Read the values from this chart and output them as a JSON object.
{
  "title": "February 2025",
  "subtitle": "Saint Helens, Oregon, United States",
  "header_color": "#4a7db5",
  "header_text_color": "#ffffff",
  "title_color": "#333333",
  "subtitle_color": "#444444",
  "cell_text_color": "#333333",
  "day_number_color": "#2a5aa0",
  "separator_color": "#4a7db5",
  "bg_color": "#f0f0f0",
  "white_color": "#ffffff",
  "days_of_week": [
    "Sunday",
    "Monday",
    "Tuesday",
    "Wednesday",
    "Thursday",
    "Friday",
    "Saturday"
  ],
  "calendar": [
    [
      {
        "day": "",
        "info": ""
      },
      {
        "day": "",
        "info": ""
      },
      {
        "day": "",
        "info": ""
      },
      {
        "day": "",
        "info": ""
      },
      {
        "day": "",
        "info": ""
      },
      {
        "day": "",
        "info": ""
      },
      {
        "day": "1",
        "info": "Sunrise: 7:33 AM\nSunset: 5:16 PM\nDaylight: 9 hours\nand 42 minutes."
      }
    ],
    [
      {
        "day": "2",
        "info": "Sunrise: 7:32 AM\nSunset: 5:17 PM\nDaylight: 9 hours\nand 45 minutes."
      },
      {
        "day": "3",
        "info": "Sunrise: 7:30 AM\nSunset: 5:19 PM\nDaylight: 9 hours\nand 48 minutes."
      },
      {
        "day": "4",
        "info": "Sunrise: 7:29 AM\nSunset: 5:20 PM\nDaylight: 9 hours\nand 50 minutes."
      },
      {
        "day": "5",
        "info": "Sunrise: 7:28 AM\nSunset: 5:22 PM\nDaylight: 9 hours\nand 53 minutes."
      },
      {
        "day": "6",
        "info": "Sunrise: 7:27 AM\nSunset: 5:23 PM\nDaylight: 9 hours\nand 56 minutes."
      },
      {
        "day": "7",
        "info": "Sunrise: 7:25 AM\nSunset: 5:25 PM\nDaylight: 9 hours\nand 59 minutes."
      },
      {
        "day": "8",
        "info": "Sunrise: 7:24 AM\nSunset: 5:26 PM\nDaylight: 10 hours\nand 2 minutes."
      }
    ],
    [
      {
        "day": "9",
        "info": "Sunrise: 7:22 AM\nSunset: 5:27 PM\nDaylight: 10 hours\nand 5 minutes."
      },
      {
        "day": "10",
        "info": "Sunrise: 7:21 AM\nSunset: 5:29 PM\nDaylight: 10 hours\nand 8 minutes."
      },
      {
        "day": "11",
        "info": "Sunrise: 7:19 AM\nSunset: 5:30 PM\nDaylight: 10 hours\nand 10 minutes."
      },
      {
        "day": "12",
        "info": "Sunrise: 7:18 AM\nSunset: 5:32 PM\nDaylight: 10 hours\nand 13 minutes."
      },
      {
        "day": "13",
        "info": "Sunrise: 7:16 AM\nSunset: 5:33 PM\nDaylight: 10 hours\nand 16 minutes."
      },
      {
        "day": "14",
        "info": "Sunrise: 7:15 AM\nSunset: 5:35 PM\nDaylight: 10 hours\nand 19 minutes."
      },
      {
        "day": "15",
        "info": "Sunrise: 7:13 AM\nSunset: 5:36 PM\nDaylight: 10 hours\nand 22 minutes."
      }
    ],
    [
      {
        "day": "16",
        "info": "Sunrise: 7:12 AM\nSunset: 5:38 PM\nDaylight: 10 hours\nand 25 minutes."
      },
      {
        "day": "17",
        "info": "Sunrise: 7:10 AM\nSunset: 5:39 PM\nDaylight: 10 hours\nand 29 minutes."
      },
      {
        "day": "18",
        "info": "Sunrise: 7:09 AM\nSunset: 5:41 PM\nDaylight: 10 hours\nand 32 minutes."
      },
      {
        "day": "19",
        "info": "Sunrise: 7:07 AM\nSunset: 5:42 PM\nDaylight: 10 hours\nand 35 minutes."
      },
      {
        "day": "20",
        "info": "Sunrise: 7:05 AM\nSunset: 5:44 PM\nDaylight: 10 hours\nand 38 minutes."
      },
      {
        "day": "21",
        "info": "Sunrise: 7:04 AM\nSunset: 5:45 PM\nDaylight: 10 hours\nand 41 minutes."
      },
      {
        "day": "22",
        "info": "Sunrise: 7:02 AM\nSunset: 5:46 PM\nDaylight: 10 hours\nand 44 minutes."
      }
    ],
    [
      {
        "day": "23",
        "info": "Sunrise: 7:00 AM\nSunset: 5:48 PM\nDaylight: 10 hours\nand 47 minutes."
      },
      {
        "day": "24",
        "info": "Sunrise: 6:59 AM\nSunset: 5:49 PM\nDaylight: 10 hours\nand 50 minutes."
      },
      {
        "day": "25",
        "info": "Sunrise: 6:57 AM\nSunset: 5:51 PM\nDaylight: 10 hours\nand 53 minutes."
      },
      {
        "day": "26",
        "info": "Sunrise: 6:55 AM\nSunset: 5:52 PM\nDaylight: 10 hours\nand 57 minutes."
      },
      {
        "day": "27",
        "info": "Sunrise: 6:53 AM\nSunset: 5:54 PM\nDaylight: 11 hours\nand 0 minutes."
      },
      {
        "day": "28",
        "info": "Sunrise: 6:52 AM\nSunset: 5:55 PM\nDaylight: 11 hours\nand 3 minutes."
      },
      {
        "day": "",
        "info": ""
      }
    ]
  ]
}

==

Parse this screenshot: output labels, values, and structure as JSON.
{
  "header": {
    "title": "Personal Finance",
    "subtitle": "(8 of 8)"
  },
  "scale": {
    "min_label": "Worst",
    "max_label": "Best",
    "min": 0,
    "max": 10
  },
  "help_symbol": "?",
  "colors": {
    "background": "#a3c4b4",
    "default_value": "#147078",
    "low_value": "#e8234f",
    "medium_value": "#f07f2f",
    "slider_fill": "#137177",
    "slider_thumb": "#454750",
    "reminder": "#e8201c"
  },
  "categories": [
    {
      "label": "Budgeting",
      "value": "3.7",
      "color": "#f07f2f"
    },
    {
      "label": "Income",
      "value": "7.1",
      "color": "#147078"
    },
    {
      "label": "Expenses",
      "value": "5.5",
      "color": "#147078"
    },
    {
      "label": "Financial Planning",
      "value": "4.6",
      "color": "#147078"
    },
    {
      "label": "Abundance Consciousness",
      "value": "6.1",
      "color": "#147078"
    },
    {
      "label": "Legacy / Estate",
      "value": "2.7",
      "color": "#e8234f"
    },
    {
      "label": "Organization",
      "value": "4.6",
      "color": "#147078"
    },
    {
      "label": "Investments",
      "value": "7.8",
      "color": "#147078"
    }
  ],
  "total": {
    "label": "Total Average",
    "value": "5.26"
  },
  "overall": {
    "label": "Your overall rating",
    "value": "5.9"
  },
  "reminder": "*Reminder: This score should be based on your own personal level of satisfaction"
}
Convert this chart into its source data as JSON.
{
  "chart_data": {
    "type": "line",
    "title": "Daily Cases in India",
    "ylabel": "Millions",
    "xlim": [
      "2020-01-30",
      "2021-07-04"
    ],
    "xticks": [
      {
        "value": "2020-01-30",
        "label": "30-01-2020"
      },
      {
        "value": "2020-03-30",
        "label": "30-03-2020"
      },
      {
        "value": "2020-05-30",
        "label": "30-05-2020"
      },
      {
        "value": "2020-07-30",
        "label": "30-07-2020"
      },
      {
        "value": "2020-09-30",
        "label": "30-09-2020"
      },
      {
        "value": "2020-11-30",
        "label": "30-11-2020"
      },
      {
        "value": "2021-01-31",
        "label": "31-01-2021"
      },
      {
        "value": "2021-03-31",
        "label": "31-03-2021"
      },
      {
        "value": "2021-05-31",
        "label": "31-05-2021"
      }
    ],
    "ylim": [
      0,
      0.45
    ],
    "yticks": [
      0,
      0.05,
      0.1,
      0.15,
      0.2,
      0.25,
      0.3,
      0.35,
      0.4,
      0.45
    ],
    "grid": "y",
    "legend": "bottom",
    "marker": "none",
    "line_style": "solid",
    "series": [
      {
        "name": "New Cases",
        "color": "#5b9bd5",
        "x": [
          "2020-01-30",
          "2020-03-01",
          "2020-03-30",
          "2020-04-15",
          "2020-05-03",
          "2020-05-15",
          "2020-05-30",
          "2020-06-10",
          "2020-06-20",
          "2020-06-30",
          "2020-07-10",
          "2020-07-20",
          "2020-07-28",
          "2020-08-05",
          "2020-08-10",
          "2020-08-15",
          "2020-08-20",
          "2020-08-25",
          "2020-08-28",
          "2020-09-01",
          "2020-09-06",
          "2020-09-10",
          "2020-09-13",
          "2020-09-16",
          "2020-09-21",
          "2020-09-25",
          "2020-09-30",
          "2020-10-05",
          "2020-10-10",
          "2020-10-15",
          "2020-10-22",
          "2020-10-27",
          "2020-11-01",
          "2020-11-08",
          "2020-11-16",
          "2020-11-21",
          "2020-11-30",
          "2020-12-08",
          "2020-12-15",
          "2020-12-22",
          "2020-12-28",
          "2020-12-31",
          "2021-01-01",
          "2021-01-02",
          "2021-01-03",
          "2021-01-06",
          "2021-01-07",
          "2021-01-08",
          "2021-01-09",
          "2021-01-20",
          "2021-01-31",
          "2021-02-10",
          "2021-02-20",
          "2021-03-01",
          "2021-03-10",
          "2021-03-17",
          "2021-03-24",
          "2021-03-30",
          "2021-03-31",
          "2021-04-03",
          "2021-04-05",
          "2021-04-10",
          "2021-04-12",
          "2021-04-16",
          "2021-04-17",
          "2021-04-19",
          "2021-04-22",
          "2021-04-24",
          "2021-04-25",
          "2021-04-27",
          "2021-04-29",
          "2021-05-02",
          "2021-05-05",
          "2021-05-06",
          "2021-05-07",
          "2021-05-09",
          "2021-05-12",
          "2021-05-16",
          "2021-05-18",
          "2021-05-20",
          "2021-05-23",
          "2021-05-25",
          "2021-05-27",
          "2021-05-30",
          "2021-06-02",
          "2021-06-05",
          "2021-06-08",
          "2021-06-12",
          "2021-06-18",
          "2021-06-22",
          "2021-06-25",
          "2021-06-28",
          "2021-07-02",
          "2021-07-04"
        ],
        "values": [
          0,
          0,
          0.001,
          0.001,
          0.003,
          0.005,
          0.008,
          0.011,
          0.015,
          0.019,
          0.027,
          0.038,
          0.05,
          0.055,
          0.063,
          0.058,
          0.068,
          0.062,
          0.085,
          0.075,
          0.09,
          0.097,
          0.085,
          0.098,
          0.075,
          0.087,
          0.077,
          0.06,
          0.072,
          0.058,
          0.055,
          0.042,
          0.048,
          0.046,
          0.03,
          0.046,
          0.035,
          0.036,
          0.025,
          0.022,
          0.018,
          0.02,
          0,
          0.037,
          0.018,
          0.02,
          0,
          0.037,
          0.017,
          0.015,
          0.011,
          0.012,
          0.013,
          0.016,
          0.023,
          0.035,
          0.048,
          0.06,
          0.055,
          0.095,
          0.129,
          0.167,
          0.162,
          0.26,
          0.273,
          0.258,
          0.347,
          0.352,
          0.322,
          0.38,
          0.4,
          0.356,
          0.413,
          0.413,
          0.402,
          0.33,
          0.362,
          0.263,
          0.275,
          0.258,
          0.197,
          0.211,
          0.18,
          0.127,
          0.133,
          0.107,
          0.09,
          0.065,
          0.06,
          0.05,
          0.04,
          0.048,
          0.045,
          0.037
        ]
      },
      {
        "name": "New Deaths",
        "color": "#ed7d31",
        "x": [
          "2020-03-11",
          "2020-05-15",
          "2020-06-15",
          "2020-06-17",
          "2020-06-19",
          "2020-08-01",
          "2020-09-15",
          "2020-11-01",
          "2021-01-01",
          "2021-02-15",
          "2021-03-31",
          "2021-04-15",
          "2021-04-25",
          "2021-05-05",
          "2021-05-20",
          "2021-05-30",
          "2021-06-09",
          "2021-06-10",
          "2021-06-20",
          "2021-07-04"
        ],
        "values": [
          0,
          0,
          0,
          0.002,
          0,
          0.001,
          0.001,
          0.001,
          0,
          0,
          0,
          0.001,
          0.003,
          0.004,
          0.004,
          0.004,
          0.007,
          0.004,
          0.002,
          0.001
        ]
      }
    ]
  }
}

PROBLEM DESCRIPTION
Above are entries; state the number of lines among them that contain "reminder", and nothing else.

RESULT FOR THIS EXERCISE
2